(begin)

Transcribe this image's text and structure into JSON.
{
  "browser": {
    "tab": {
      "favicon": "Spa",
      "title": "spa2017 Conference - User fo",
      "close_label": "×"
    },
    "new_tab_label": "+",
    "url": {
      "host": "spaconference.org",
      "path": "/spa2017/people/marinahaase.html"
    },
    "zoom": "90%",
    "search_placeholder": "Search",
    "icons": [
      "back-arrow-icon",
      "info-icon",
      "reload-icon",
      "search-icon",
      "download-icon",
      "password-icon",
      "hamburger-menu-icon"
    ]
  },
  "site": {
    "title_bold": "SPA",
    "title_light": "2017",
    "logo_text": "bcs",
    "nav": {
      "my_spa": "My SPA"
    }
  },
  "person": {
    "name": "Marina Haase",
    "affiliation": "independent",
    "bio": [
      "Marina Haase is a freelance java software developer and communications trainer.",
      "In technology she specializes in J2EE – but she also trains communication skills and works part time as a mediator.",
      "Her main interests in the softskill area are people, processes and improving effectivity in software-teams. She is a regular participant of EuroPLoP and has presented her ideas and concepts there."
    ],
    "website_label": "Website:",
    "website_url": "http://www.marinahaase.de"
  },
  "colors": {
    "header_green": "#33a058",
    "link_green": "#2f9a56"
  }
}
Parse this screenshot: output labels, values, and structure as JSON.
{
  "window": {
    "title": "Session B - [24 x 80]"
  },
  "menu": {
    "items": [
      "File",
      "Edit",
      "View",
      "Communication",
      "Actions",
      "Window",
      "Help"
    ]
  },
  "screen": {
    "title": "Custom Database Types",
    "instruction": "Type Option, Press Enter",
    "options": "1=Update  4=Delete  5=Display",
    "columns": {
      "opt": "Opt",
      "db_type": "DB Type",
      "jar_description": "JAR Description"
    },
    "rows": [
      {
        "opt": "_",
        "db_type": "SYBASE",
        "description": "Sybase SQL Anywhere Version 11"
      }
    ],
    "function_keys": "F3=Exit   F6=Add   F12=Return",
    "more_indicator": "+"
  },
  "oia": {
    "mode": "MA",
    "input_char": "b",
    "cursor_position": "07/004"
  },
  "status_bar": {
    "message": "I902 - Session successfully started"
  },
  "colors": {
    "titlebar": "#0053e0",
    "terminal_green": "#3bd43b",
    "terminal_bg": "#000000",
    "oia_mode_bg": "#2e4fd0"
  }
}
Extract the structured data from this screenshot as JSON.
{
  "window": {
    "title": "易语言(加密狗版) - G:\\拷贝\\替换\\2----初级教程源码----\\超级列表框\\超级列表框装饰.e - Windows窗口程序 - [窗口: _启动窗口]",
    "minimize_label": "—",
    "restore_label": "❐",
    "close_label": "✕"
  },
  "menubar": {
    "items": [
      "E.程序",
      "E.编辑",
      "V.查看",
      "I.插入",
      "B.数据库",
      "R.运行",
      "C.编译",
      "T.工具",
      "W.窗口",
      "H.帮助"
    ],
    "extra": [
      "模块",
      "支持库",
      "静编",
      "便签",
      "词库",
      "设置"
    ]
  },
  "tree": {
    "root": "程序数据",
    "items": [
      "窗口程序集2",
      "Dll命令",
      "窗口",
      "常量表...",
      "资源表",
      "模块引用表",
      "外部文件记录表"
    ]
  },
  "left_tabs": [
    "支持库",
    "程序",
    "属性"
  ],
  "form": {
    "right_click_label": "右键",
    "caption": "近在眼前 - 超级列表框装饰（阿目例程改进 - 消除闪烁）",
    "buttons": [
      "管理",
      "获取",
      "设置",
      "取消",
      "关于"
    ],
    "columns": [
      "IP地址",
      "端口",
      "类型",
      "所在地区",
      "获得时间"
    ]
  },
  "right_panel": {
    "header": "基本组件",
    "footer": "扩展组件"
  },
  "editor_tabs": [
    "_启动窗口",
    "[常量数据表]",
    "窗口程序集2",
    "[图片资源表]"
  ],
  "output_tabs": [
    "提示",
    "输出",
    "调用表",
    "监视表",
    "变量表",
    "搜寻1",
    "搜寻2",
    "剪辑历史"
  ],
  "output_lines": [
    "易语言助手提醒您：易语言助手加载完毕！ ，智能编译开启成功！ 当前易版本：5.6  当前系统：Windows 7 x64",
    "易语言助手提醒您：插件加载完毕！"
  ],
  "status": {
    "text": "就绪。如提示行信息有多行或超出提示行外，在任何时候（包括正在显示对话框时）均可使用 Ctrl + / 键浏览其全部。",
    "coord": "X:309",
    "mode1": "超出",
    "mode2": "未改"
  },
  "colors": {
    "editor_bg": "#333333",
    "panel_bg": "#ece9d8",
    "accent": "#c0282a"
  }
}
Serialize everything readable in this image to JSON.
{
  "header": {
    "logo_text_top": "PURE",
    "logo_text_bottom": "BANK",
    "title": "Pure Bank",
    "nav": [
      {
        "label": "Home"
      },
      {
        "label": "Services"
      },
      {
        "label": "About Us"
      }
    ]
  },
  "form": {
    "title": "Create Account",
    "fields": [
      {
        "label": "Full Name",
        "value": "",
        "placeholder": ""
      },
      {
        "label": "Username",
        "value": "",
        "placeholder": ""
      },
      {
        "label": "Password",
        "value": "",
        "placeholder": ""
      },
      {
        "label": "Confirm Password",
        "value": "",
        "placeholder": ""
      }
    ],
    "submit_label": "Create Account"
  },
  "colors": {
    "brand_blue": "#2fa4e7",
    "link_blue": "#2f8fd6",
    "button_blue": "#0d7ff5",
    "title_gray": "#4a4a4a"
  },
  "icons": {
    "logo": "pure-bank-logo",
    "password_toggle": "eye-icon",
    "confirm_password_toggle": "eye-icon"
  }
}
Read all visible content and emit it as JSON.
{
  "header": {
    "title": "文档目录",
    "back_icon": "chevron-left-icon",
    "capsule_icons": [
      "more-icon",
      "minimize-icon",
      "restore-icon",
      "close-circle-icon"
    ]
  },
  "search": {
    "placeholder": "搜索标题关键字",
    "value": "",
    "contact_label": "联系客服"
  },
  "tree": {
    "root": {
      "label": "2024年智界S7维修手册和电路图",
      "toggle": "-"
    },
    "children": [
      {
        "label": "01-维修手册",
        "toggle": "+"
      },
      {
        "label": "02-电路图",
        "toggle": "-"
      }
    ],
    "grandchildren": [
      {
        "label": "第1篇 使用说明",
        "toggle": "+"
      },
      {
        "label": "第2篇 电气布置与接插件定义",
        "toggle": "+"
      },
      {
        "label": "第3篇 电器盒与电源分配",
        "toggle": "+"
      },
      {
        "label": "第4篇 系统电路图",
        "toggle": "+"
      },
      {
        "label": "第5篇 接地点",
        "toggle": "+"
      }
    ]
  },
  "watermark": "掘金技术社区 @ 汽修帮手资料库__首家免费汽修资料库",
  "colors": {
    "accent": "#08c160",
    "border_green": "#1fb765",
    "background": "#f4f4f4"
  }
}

(end)

▸ EXERCISE TASK
In the entries above, identify every line with the string "Create".

▸ SOLUTION TO THE PROBLEM
    "title": "Create Account",
    "submit_label": "Create Account"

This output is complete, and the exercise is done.